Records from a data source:
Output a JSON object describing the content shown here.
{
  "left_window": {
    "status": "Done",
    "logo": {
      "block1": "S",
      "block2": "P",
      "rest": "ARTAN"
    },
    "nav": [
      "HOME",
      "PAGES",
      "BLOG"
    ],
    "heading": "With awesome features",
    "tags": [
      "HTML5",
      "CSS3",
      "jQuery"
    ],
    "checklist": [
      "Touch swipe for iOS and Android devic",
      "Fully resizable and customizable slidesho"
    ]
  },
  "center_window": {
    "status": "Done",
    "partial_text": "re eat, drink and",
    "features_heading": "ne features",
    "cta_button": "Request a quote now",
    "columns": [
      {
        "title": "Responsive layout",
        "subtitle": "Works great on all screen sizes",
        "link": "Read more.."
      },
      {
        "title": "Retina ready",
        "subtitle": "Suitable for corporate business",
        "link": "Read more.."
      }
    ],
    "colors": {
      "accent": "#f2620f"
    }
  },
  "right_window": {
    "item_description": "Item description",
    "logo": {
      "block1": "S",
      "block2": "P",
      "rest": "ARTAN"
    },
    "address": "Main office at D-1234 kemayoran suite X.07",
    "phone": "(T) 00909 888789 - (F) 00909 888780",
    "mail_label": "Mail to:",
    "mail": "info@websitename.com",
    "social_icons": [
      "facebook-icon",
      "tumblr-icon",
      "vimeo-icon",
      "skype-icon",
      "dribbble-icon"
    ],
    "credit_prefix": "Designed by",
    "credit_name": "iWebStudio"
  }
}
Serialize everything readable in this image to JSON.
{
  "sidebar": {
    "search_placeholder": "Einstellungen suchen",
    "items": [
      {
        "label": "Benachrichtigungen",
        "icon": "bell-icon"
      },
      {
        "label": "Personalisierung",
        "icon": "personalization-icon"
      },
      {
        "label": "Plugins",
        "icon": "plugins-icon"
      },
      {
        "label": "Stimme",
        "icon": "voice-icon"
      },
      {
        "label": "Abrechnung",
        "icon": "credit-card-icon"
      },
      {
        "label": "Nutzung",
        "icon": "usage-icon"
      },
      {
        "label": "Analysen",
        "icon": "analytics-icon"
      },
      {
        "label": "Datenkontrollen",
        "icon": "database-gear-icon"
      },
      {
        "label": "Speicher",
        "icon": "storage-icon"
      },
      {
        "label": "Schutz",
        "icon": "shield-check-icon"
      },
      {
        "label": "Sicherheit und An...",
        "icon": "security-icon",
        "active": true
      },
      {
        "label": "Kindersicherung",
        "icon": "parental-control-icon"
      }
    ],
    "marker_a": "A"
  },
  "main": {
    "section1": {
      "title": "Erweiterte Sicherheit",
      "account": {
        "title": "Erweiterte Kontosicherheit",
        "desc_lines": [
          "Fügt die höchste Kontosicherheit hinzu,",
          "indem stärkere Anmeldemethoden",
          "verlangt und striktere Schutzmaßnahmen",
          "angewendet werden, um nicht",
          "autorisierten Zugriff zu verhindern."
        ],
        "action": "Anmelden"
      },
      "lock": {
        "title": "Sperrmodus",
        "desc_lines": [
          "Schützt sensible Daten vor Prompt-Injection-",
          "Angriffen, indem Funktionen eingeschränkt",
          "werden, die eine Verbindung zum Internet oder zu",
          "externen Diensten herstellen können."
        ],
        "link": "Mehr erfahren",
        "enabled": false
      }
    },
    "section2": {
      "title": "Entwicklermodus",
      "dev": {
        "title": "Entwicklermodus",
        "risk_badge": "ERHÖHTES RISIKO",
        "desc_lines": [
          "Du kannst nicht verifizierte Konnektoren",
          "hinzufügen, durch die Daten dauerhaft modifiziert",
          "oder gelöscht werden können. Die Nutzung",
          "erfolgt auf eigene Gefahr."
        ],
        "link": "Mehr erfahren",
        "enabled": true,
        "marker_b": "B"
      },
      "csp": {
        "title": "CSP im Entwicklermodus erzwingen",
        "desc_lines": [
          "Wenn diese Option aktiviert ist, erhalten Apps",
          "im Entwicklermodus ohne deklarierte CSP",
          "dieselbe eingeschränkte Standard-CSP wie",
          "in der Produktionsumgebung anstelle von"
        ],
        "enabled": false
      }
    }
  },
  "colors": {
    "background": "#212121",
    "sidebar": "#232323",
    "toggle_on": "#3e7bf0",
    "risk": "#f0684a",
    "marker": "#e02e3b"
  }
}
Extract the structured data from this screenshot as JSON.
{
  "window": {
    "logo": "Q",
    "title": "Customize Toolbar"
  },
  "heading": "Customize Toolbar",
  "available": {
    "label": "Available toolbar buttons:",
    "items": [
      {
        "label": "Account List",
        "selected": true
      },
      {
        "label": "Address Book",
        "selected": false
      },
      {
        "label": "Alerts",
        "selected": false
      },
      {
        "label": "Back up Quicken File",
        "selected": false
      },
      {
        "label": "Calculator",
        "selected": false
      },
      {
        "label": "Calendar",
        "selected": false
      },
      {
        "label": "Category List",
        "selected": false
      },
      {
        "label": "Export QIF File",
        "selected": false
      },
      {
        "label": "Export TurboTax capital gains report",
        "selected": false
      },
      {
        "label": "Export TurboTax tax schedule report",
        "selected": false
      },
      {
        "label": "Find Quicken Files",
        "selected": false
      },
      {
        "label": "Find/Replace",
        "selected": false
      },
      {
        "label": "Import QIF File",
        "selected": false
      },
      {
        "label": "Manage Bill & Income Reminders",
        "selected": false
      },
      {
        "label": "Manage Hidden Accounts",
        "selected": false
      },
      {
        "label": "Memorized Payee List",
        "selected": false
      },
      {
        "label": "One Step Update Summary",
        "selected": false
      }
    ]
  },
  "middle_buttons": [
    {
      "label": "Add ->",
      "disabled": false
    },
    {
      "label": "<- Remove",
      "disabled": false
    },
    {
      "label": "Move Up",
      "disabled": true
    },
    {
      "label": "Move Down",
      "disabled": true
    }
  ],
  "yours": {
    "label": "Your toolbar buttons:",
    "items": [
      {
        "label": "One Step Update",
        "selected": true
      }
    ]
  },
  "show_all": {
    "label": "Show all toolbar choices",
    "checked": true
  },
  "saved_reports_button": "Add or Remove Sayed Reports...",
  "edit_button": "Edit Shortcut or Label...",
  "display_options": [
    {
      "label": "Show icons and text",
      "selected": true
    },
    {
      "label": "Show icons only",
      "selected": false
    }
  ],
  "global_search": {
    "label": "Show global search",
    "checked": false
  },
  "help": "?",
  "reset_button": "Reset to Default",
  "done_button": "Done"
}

GOAL: Retype the listing above in full, with no alterations.

COMPLETED TASK:
Output a JSON object describing the content shown here.
{
  "left_window": {
    "status": "Done",
    "logo": {
      "block1": "S",
      "block2": "P",
      "rest": "ARTAN"
    },
    "nav": [
      "HOME",
      "PAGES",
      "BLOG"
    ],
    "heading": "With awesome features",
    "tags": [
      "HTML5",
      "CSS3",
      "jQuery"
    ],
    "checklist": [
      "Touch swipe for iOS and Android devic",
      "Fully resizable and customizable slidesho"
    ]
  },
  "center_window": {
    "status": "Done",
    "partial_text": "re eat, drink and",
    "features_heading": "ne features",
    "cta_button": "Request a quote now",
    "columns": [
      {
        "title": "Responsive layout",
        "subtitle": "Works great on all screen sizes",
        "link": "Read more.."
      },
      {
        "title": "Retina ready",
        "subtitle": "Suitable for corporate business",
        "link": "Read more.."
      }
    ],
    "colors": {
      "accent": "#f2620f"
    }
  },
  "right_window": {
    "item_description": "Item description",
    "logo": {
      "block1": "S",
      "block2": "P",
      "rest": "ARTAN"
    },
    "address": "Main office at D-1234 kemayoran suite X.07",
    "phone": "(T) 00909 888789 - (F) 00909 888780",
    "mail_label": "Mail to:",
    "mail": "info@websitename.com",
    "social_icons": [
      "facebook-icon",
      "tumblr-icon",
      "vimeo-icon",
      "skype-icon",
      "dribbble-icon"
    ],
    "credit_prefix": "Designed by",
    "credit_name": "iWebStudio"
  }
}
Serialize everything readable in this image to JSON.
{
  "sidebar": {
    "search_placeholder": "Einstellungen suchen",
    "items": [
      {
        "label": "Benachrichtigungen",
        "icon": "bell-icon"
      },
      {
        "label": "Personalisierung",
        "icon": "personalization-icon"
      },
      {
        "label": "Plugins",
        "icon": "plugins-icon"
      },
      {
        "label": "Stimme",
        "icon": "voice-icon"
      },
      {
        "label": "Abrechnung",
        "icon": "credit-card-icon"
      },
      {
        "label": "Nutzung",
        "icon": "usage-icon"
      },
      {
        "label": "Analysen",
        "icon": "analytics-icon"
      },
      {
        "label": "Datenkontrollen",
        "icon": "database-gear-icon"
      },
      {
        "label": "Speicher",
        "icon": "storage-icon"
      },
      {
        "label": "Schutz",
        "icon": "shield-check-icon"
      },
      {
        "label": "Sicherheit und An...",
        "icon": "security-icon",
        "active": true
      },
      {
        "label": "Kindersicherung",
        "icon": "parental-control-icon"
      }
    ],
    "marker_a": "A"
  },
  "main": {
    "section1": {
      "title": "Erweiterte Sicherheit",
      "account": {
        "title": "Erweiterte Kontosicherheit",
        "desc_lines": [
          "Fügt die höchste Kontosicherheit hinzu,",
          "indem stärkere Anmeldemethoden",
          "verlangt und striktere Schutzmaßnahmen",
          "angewendet werden, um nicht",
          "autorisierten Zugriff zu verhindern."
        ],
        "action": "Anmelden"
      },
      "lock": {
        "title": "Sperrmodus",
        "desc_lines": [
          "Schützt sensible Daten vor Prompt-Injection-",
          "Angriffen, indem Funktionen eingeschränkt",
          "werden, die eine Verbindung zum Internet oder zu",
          "externen Diensten herstellen können."
        ],
        "link": "Mehr erfahren",
        "enabled": false
      }
    },
    "section2": {
      "title": "Entwicklermodus",
      "dev": {
        "title": "Entwicklermodus",
        "risk_badge": "ERHÖHTES RISIKO",
        "desc_lines": [
          "Du kannst nicht verifizierte Konnektoren",
          "hinzufügen, durch die Daten dauerhaft modifiziert",
          "oder gelöscht werden können. Die Nutzung",
          "erfolgt auf eigene Gefahr."
        ],
        "link": "Mehr erfahren",
        "enabled": true,
        "marker_b": "B"
      },
      "csp": {
        "title": "CSP im Entwicklermodus erzwingen",
        "desc_lines": [
          "Wenn diese Option aktiviert ist, erhalten Apps",
          "im Entwicklermodus ohne deklarierte CSP",
          "dieselbe eingeschränkte Standard-CSP wie",
          "in der Produktionsumgebung anstelle von"
        ],
        "enabled": false
      }
    }
  },
  "colors": {
    "background": "#212121",
    "sidebar": "#232323",
    "toggle_on": "#3e7bf0",
    "risk": "#f0684a",
    "marker": "#e02e3b"
  }
}
Extract the structured data from this screenshot as JSON.
{
  "window": {
    "logo": "Q",
    "title": "Customize Toolbar"
  },
  "heading": "Customize Toolbar",
  "available": {
    "label": "Available toolbar buttons:",
    "items": [
      {
        "label": "Account List",
        "selected": true
      },
      {
        "label": "Address Book",
        "selected": false
      },
      {
        "label": "Alerts",
        "selected": false
      },
      {
        "label": "Back up Quicken File",
        "selected": false
      },
      {
        "label": "Calculator",
        "selected": false
      },
      {
        "label": "Calendar",
        "selected": false
      },
      {
        "label": "Category List",
        "selected": false
      },
      {
        "label": "Export QIF File",
        "selected": false
      },
      {
        "label": "Export TurboTax capital gains report",
        "selected": false
      },
      {
        "label": "Export TurboTax tax schedule report",
        "selected": false
      },
      {
        "label": "Find Quicken Files",
        "selected": false
      },
      {
        "label": "Find/Replace",
        "selected": false
      },
      {
        "label": "Import QIF File",
        "selected": false
      },
      {
        "label": "Manage Bill & Income Reminders",
        "selected": false
      },
      {
        "label": "Manage Hidden Accounts",
        "selected": false
      },
      {
        "label": "Memorized Payee List",
        "selected": false
      },
      {
        "label": "One Step Update Summary",
        "selected": false
      }
    ]
  },
  "middle_buttons": [
    {
      "label": "Add ->",
      "disabled": false
    },
    {
      "label": "<- Remove",
      "disabled": false
    },
    {
      "label": "Move Up",
      "disabled": true
    },
    {
      "label": "Move Down",
      "disabled": true
    }
  ],
  "yours": {
    "label": "Your toolbar buttons:",
    "items": [
      {
        "label": "One Step Update",
        "selected": true
      }
    ]
  },
  "show_all": {
    "label": "Show all toolbar choices",
    "checked": true
  },
  "saved_reports_button": "Add or Remove Sayed Reports...",
  "edit_button": "Edit Shortcut or Label...",
  "display_options": [
    {
      "label": "Show icons and text",
      "selected": true
    },
    {
      "label": "Show icons only",
      "selected": false
    }
  ],
  "global_search": {
    "label": "Show global search",
    "checked": false
  },
  "help": "?",
  "reset_button": "Reset to Default",
  "done_button": "Done"
}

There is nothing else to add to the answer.